Task goal
Produce a verbatim copy of the entries listed below.

Extracted information

---*---

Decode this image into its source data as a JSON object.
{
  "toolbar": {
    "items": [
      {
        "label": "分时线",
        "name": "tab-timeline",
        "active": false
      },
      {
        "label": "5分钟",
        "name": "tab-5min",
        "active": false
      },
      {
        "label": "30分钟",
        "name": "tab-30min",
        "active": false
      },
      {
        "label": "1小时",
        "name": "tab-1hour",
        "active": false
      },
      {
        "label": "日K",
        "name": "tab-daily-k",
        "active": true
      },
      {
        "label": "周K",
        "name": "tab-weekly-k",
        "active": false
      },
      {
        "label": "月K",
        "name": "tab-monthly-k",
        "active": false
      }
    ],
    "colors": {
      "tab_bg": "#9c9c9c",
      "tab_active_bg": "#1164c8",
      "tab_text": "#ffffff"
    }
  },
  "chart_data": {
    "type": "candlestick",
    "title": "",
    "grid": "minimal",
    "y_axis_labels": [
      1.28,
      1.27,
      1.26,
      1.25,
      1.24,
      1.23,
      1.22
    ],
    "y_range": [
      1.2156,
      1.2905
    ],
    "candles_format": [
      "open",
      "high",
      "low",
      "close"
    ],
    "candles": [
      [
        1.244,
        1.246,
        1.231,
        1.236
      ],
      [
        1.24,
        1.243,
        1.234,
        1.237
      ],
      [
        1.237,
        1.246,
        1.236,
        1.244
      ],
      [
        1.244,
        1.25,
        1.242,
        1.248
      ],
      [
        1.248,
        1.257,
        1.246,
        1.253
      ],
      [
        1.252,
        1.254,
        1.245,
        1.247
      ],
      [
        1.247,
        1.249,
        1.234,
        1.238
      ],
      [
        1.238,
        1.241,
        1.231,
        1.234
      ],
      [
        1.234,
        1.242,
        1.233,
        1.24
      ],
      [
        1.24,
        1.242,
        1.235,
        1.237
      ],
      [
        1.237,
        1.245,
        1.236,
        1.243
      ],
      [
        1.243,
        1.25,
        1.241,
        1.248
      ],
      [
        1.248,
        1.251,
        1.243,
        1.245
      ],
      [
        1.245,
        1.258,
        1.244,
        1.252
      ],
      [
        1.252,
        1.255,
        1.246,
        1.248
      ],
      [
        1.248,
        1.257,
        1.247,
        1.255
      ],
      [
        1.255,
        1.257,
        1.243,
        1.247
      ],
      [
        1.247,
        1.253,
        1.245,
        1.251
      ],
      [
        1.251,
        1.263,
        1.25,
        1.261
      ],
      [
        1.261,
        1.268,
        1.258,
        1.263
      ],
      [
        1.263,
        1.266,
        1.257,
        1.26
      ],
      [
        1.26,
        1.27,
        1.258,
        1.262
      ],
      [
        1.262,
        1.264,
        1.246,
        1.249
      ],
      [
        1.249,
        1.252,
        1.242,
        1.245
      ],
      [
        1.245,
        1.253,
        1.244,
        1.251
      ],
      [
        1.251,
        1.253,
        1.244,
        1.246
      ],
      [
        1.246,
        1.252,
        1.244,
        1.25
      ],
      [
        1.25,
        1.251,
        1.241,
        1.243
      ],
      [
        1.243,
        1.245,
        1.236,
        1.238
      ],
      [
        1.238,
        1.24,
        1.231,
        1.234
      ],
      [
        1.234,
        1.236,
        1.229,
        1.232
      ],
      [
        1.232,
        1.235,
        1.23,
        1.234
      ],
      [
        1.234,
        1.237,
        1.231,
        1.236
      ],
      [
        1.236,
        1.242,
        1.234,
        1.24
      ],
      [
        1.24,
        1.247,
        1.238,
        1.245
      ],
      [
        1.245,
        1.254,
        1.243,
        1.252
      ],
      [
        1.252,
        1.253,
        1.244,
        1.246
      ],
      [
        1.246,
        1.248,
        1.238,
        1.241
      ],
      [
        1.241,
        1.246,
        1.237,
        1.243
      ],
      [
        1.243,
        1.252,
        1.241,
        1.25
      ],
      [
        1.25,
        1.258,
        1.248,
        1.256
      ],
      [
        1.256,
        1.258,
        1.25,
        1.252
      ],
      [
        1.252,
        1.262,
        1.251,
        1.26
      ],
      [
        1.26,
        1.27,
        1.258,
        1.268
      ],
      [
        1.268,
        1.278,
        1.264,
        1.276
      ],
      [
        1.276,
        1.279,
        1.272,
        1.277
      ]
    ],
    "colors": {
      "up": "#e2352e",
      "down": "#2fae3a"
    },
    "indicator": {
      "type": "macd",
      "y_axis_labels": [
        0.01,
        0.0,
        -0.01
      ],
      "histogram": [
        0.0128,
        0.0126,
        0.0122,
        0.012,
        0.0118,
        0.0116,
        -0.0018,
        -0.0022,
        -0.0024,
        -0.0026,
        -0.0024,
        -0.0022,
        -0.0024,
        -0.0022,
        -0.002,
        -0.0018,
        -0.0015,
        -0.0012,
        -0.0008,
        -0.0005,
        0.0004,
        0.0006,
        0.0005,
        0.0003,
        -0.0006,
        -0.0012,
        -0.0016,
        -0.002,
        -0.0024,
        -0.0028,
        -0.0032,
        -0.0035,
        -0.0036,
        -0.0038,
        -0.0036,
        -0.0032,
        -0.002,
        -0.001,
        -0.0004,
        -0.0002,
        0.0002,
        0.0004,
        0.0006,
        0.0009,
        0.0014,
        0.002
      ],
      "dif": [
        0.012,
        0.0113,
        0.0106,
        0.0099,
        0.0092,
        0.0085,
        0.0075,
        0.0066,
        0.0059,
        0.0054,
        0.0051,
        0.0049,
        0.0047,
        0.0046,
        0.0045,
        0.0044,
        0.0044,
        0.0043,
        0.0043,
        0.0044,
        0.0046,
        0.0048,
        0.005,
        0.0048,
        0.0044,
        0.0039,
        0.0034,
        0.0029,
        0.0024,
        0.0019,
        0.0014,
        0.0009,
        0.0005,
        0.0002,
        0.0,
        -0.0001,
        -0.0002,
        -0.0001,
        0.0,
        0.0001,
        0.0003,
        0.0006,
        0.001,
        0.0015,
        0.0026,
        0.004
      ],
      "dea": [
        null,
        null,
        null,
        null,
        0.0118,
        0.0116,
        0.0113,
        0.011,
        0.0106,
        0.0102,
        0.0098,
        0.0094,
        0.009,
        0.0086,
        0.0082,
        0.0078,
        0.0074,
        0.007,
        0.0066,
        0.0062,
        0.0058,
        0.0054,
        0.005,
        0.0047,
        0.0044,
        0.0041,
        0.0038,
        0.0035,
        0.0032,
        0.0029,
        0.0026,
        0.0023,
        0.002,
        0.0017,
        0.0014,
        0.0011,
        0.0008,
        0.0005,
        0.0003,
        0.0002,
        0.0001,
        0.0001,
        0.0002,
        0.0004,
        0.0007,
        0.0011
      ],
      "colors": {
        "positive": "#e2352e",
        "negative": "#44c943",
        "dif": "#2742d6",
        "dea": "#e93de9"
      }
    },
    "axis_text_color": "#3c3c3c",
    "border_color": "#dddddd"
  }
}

---*---

Response for this exercise
Decode this image into its source data as a JSON object.
{
  "toolbar": {
    "items": [
      {
        "label": "分时线",
        "name": "tab-timeline",
        "active": false
      },
      {
        "label": "5分钟",
        "name": "tab-5min",
        "active": false
      },
      {
        "label": "30分钟",
        "name": "tab-30min",
        "active": false
      },
      {
        "label": "1小时",
        "name": "tab-1hour",
        "active": false
      },
      {
        "label": "日K",
        "name": "tab-daily-k",
        "active": true
      },
      {
        "label": "周K",
        "name": "tab-weekly-k",
        "active": false
      },
      {
        "label": "月K",
        "name": "tab-monthly-k",
        "active": false
      }
    ],
    "colors": {
      "tab_bg": "#9c9c9c",
      "tab_active_bg": "#1164c8",
      "tab_text": "#ffffff"
    }
  },
  "chart_data": {
    "type": "candlestick",
    "title": "",
    "grid": "minimal",
    "y_axis_labels": [
      1.28,
      1.27,
      1.26,
      1.25,
      1.24,
      1.23,
      1.22
    ],
    "y_range": [
      1.2156,
      1.2905
    ],
    "candles_format": [
      "open",
      "high",
      "low",
      "close"
    ],
    "candles": [
      [
        1.244,
        1.246,
        1.231,
        1.236
      ],
      [
        1.24,
        1.243,
        1.234,
        1.237
      ],
      [
        1.237,
        1.246,
        1.236,
        1.244
      ],
      [
        1.244,
        1.25,
        1.242,
        1.248
      ],
      [
        1.248,
        1.257,
        1.246,
        1.253
      ],
      [
        1.252,
        1.254,
        1.245,
        1.247
      ],
      [
        1.247,
        1.249,
        1.234,
        1.238
      ],
      [
        1.238,
        1.241,
        1.231,
        1.234
      ],
      [
        1.234,
        1.242,
        1.233,
        1.24
      ],
      [
        1.24,
        1.242,
        1.235,
        1.237
      ],
      [
        1.237,
        1.245,
        1.236,
        1.243
      ],
      [
        1.243,
        1.25,
        1.241,
        1.248
      ],
      [
        1.248,
        1.251,
        1.243,
        1.245
      ],
      [
        1.245,
        1.258,
        1.244,
        1.252
      ],
      [
        1.252,
        1.255,
        1.246,
        1.248
      ],
      [
        1.248,
        1.257,
        1.247,
        1.255
      ],
      [
        1.255,
        1.257,
        1.243,
        1.247
      ],
      [
        1.247,
        1.253,
        1.245,
        1.251
      ],
      [
        1.251,
        1.263,
        1.25,
        1.261
      ],
      [
        1.261,
        1.268,
        1.258,
        1.263
      ],
      [
        1.263,
        1.266,
        1.257,
        1.26
      ],
      [
        1.26,
        1.27,
        1.258,
        1.262
      ],
      [
        1.262,
        1.264,
        1.246,
        1.249
      ],
      [
        1.249,
        1.252,
        1.242,
        1.245
      ],
      [
        1.245,
        1.253,
        1.244,
        1.251
      ],
      [
        1.251,
        1.253,
        1.244,
        1.246
      ],
      [
        1.246,
        1.252,
        1.244,
        1.25
      ],
      [
        1.25,
        1.251,
        1.241,
        1.243
      ],
      [
        1.243,
        1.245,
        1.236,
        1.238
      ],
      [
        1.238,
        1.24,
        1.231,
        1.234
      ],
      [
        1.234,
        1.236,
        1.229,
        1.232
      ],
      [
        1.232,
        1.235,
        1.23,
        1.234
      ],
      [
        1.234,
        1.237,
        1.231,
        1.236
      ],
      [
        1.236,
        1.242,
        1.234,
        1.24
      ],
      [
        1.24,
        1.247,
        1.238,
        1.245
      ],
      [
        1.245,
        1.254,
        1.243,
        1.252
      ],
      [
        1.252,
        1.253,
        1.244,
        1.246
      ],
      [
        1.246,
        1.248,
        1.238,
        1.241
      ],
      [
        1.241,
        1.246,
        1.237,
        1.243
      ],
      [
        1.243,
        1.252,
        1.241,
        1.25
      ],
      [
        1.25,
        1.258,
        1.248,
        1.256
      ],
      [
        1.256,
        1.258,
        1.25,
        1.252
      ],
      [
        1.252,
        1.262,
        1.251,
        1.26
      ],
      [
        1.26,
        1.27,
        1.258,
        1.268
      ],
      [
        1.268,
        1.278,
        1.264,
        1.276
      ],
      [
        1.276,
        1.279,
        1.272,
        1.277
      ]
    ],
    "colors": {
      "up": "#e2352e",
      "down": "#2fae3a"
    },
    "indicator": {
      "type": "macd",
      "y_axis_labels": [
        0.01,
        0.0,
        -0.01
      ],
      "histogram": [
        0.0128,
        0.0126,
        0.0122,
        0.012,
        0.0118,
        0.0116,
        -0.0018,
        -0.0022,
        -0.0024,
        -0.0026,
        -0.0024,
        -0.0022,
        -0.0024,
        -0.0022,
        -0.002,
        -0.0018,
        -0.0015,
        -0.0012,
        -0.0008,
        -0.0005,
        0.0004,
        0.0006,
        0.0005,
        0.0003,
        -0.0006,
        -0.0012,
        -0.0016,
        -0.002,
        -0.0024,
        -0.0028,
        -0.0032,
        -0.0035,
        -0.0036,
        -0.0038,
        -0.0036,
        -0.0032,
        -0.002,
        -0.001,
        -0.0004,
        -0.0002,
        0.0002,
        0.0004,
        0.0006,
        0.0009,
        0.0014,
        0.002
      ],
      "dif": [
        0.012,
        0.0113,
        0.0106,
        0.0099,
        0.0092,
        0.0085,
        0.0075,
        0.0066,
        0.0059,
        0.0054,
        0.0051,
        0.0049,
        0.0047,
        0.0046,
        0.0045,
        0.0044,
        0.0044,
        0.0043,
        0.0043,
        0.0044,
        0.0046,
        0.0048,
        0.005,
        0.0048,
        0.0044,
        0.0039,
        0.0034,
        0.0029,
        0.0024,
        0.0019,
        0.0014,
        0.0009,
        0.0005,
        0.0002,
        0.0,
        -0.0001,
        -0.0002,
        -0.0001,
        0.0,
        0.0001,
        0.0003,
        0.0006,
        0.001,
        0.0015,
        0.0026,
        0.004
      ],
      "dea": [
        null,
        null,
        null,
        null,
        0.0118,
        0.0116,
        0.0113,
        0.011,
        0.0106,
        0.0102,
        0.0098,
        0.0094,
        0.009,
        0.0086,
        0.0082,
        0.0078,
        0.0074,
        0.007,
        0.0066,
        0.0062,
        0.0058,
        0.0054,
        0.005,
        0.0047,
        0.0044,
        0.0041,
        0.0038,
        0.0035,
        0.0032,
        0.0029,
        0.0026,
        0.0023,
        0.002,
        0.0017,
        0.0014,
        0.0011,
        0.0008,
        0.0005,
        0.0003,
        0.0002,
        0.0001,
        0.0001,
        0.0002,
        0.0004,
        0.0007,
        0.0011
      ],
      "colors": {
        "positive": "#e2352e",
        "negative": "#44c943",
        "dif": "#2742d6",
        "dea": "#e93de9"
      }
    },
    "axis_text_color": "#3c3c3c",
    "border_color": "#dddddd"
  }
}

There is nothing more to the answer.